>> start Dataset records

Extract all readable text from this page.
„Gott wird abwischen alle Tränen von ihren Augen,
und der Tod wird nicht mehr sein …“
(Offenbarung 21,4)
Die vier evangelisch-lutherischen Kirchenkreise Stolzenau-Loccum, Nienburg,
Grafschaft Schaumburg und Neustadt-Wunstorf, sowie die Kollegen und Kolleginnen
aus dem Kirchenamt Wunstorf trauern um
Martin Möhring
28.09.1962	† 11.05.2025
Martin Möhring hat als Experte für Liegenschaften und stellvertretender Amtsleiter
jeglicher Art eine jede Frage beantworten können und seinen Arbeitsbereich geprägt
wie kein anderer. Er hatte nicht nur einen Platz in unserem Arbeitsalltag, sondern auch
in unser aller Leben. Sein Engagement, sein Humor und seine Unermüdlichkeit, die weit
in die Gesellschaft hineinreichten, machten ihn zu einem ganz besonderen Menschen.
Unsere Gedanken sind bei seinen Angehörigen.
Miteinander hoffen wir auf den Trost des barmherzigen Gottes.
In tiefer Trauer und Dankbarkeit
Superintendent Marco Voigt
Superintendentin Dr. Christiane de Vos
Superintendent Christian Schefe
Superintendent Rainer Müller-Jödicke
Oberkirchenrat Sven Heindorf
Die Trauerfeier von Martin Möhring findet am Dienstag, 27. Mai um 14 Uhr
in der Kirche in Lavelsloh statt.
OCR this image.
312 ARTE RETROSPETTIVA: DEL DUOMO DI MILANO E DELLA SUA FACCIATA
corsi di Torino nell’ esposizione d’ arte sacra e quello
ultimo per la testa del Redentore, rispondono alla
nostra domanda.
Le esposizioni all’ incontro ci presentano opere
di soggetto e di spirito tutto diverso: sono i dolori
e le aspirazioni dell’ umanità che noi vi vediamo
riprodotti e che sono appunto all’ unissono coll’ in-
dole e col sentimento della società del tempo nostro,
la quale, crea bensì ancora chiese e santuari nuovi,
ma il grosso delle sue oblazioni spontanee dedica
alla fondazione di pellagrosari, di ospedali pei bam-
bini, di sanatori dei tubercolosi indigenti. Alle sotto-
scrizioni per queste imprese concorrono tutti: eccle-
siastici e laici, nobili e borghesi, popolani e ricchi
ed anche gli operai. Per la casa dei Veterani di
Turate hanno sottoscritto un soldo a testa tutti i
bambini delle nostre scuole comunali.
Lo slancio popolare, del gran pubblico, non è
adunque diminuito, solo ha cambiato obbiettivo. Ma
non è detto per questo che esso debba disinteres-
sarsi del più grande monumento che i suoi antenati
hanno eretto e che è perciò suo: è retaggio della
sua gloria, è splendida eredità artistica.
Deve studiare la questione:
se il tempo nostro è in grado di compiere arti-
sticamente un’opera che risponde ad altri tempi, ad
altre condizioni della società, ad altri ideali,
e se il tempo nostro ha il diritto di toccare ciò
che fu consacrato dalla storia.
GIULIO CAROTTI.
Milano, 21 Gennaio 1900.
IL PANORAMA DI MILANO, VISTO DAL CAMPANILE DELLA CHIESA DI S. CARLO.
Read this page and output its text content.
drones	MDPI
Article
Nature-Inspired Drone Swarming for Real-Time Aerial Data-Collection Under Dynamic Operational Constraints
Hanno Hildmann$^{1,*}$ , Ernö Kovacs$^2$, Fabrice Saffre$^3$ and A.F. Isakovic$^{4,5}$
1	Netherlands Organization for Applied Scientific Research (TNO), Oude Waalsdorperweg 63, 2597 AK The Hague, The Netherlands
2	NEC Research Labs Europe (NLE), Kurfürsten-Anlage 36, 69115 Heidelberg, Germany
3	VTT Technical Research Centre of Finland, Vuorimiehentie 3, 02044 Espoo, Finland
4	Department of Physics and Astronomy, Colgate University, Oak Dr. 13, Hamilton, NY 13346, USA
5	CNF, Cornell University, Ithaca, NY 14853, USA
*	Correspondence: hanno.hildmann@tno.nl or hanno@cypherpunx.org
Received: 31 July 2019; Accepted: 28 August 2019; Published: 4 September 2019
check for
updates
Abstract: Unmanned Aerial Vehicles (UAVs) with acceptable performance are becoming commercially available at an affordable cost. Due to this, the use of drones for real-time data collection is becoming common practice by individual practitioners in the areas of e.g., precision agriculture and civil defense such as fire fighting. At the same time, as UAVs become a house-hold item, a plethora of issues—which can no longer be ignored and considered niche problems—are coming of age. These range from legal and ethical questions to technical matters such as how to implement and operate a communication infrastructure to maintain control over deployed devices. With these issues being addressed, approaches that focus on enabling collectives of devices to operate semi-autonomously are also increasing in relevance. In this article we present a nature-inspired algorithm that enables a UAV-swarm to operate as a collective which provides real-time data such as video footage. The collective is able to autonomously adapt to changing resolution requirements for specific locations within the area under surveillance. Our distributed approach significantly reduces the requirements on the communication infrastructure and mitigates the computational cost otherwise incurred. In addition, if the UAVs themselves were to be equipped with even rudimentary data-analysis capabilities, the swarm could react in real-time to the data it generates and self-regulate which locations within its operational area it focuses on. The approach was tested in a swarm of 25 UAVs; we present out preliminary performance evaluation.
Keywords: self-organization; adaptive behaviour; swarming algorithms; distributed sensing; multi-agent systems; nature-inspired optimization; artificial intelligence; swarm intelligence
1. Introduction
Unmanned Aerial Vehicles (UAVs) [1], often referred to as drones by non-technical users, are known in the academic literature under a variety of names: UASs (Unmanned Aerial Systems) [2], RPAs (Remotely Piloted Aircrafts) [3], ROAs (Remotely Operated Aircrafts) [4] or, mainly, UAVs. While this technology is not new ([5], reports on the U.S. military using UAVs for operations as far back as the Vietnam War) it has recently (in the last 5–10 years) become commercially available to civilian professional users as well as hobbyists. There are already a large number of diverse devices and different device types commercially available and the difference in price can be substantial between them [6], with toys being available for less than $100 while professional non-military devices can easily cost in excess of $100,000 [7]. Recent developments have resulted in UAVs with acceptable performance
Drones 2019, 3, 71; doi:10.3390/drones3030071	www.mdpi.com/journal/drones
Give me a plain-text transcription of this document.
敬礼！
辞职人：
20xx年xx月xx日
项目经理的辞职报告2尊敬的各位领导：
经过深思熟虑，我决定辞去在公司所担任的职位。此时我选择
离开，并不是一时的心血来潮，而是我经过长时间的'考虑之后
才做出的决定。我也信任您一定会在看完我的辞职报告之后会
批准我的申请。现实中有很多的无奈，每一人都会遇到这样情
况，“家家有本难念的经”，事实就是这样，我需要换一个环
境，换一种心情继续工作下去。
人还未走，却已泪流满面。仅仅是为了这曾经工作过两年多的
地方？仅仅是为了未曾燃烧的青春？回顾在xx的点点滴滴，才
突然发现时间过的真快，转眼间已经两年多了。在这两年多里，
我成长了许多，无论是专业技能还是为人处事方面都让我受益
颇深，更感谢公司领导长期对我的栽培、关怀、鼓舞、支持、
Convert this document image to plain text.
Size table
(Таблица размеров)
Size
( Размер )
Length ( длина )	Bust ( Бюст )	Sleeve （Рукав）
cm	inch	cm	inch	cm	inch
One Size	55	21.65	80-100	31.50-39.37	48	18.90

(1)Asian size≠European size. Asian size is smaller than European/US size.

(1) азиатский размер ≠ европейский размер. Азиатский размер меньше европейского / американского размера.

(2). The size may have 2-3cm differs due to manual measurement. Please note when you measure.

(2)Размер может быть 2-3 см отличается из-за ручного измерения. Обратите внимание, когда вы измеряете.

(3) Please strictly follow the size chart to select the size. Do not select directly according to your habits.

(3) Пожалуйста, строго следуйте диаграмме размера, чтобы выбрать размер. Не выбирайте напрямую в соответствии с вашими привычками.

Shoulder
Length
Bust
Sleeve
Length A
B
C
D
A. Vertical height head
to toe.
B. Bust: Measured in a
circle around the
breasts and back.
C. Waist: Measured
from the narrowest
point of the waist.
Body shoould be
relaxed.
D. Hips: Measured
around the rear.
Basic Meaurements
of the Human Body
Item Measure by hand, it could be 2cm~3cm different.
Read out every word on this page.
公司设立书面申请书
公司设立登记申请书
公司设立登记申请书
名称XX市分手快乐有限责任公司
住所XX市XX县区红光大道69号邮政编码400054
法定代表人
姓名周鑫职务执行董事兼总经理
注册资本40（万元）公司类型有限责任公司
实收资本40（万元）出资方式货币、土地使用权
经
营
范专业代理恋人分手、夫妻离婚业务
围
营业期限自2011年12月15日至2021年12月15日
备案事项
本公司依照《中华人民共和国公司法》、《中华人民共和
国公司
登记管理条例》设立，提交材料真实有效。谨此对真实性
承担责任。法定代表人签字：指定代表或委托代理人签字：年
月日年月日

>> end Dataset records

Find the line containing "Give me a plain-text", then output it and every line after it to the end of the data, exactly.

* **Exercise output**
Give me a plain-text transcription of this document.
敬礼！
辞职人：
20xx年xx月xx日
项目经理的辞职报告2尊敬的各位领导：
经过深思熟虑，我决定辞去在公司所担任的职位。此时我选择
离开，并不是一时的心血来潮，而是我经过长时间的'考虑之后
才做出的决定。我也信任您一定会在看完我的辞职报告之后会
批准我的申请。现实中有很多的无奈，每一人都会遇到这样情
况，“家家有本难念的经”，事实就是这样，我需要换一个环
境，换一种心情继续工作下去。
人还未走，却已泪流满面。仅仅是为了这曾经工作过两年多的
地方？仅仅是为了未曾燃烧的青春？回顾在xx的点点滴滴，才
突然发现时间过的真快，转眼间已经两年多了。在这两年多里，
我成长了许多，无论是专业技能还是为人处事方面都让我受益
颇深，更感谢公司领导长期对我的栽培、关怀、鼓舞、支持、
Convert this document image to plain text.
Size table
(Таблица размеров)
Size
( Размер )
Length ( длина )	Bust ( Бюст )	Sleeve （Рукав）
cm	inch	cm	inch	cm	inch
One Size	55	21.65	80-100	31.50-39.37	48	18.90

(1)Asian size≠European size. Asian size is smaller than European/US size.

(1) азиатский размер ≠ европейский размер. Азиатский размер меньше европейского / американского размера.

(2). The size may have 2-3cm differs due to manual measurement. Please note when you measure.

(2)Размер может быть 2-3 см отличается из-за ручного измерения. Обратите внимание, когда вы измеряете.

(3) Please strictly follow the size chart to select the size. Do not select directly according to your habits.

(3) Пожалуйста, строго следуйте диаграмме размера, чтобы выбрать размер. Не выбирайте напрямую в соответствии с вашими привычками.

Shoulder
Length
Bust
Sleeve
Length A
B
C
D
A. Vertical height head
to toe.
B. Bust: Measured in a
circle around the
breasts and back.
C. Waist: Measured
from the narrowest
point of the waist.
Body shoould be
relaxed.
D. Hips: Measured
around the rear.
Basic Meaurements
of the Human Body
Item Measure by hand, it could be 2cm~3cm different.
Read out every word on this page.
公司设立书面申请书
公司设立登记申请书
公司设立登记申请书
名称XX市分手快乐有限责任公司
住所XX市XX县区红光大道69号邮政编码400054
法定代表人
姓名周鑫职务执行董事兼总经理
注册资本40（万元）公司类型有限责任公司
实收资本40（万元）出资方式货币、土地使用权
经
营
范专业代理恋人分手、夫妻离婚业务
围
营业期限自2011年12月15日至2021年12月15日
备案事项
本公司依照《中华人民共和国公司法》、《中华人民共和
国公司
登记管理条例》设立，提交材料真实有效。谨此对真实性
承担责任。法定代表人签字：指定代表或委托代理人签字：年
月日年月日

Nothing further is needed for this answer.